── Extracted material ──

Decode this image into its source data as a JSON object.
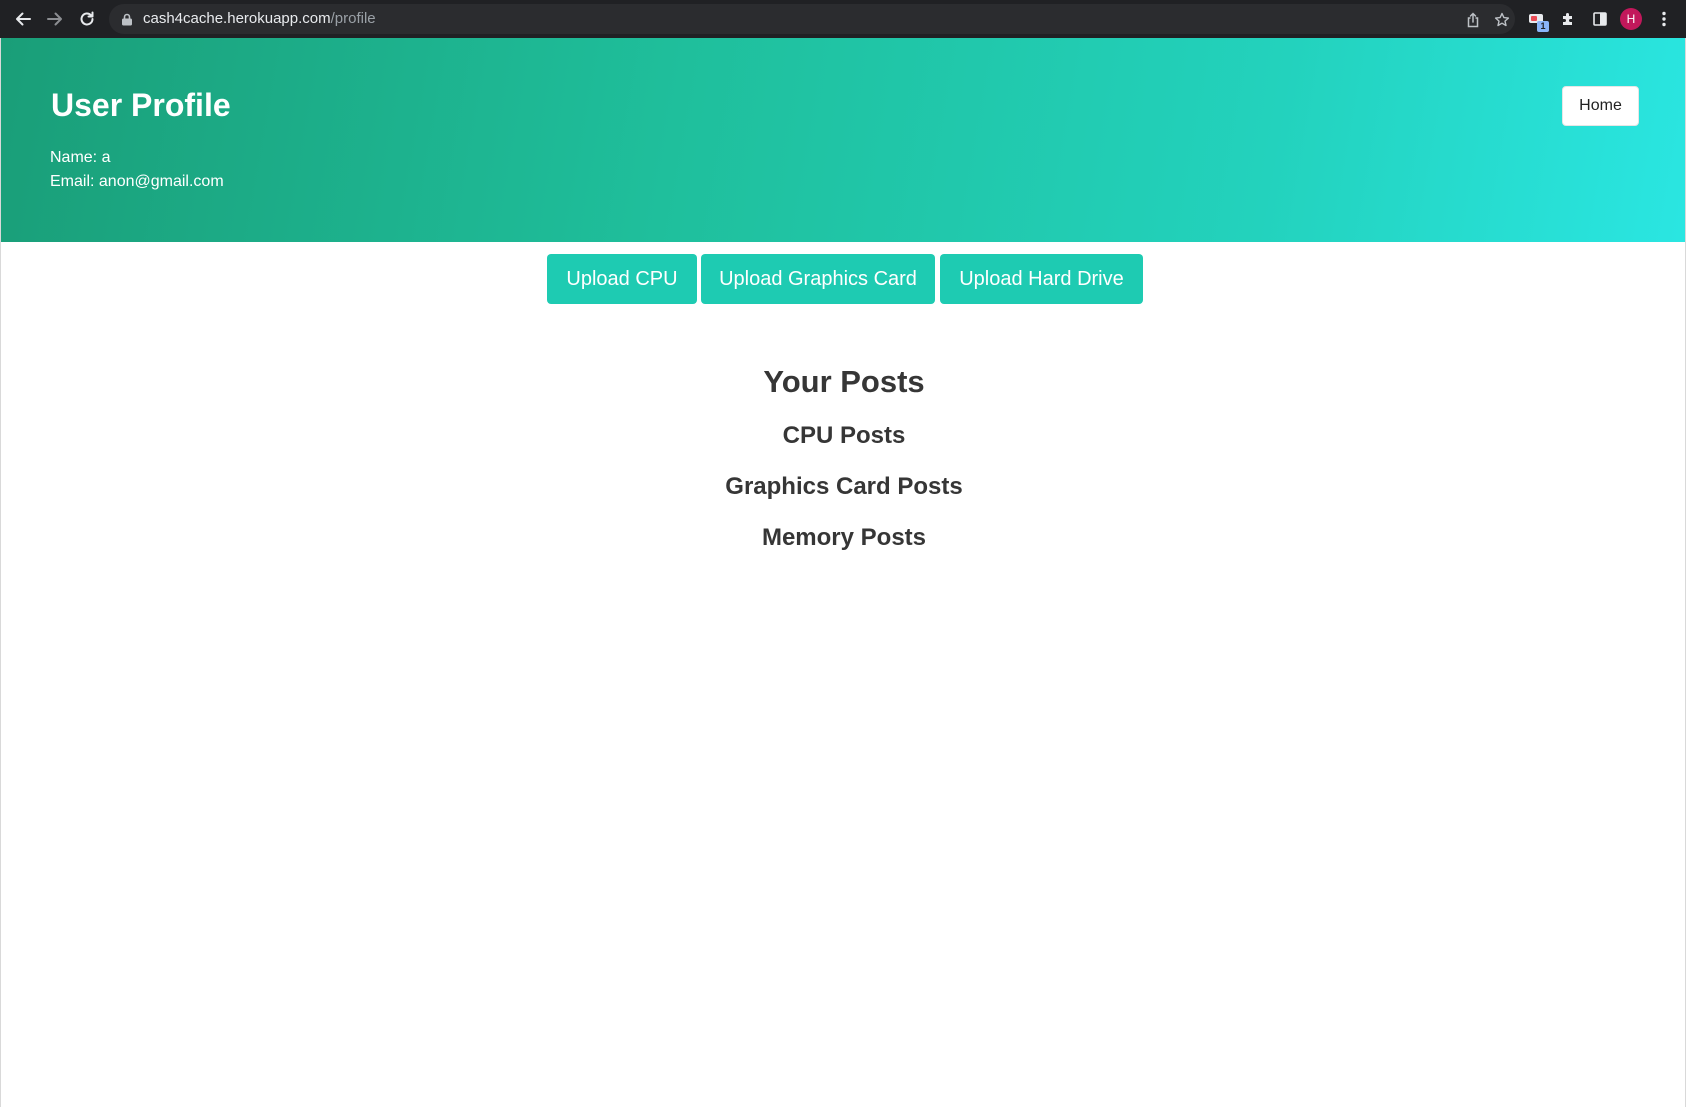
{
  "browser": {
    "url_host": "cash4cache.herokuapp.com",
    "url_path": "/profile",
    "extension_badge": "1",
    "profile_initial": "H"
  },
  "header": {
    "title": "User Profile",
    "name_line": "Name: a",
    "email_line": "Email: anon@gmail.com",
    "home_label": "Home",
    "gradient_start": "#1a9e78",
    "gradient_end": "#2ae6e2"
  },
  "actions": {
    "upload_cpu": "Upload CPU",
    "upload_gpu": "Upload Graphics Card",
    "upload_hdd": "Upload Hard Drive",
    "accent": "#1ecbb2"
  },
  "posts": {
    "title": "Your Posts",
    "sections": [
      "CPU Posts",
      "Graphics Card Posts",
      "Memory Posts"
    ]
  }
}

───

■ Your goal
Quote the preceding records in their entirety, excluding every picture.

■ Right answer
Decode this image into its source data as a JSON object.
{
  "browser": {
    "url_host": "cash4cache.herokuapp.com",
    "url_path": "/profile",
    "extension_badge": "1",
    "profile_initial": "H"
  },
  "header": {
    "title": "User Profile",
    "name_line": "Name: a",
    "email_line": "Email: anon@gmail.com",
    "home_label": "Home",
    "gradient_start": "#1a9e78",
    "gradient_end": "#2ae6e2"
  },
  "actions": {
    "upload_cpu": "Upload CPU",
    "upload_gpu": "Upload Graphics Card",
    "upload_hdd": "Upload Hard Drive",
    "accent": "#1ecbb2"
  },
  "posts": {
    "title": "Your Posts",
    "sections": [
      "CPU Posts",
      "Graphics Card Posts",
      "Memory Posts"
    ]
  }
}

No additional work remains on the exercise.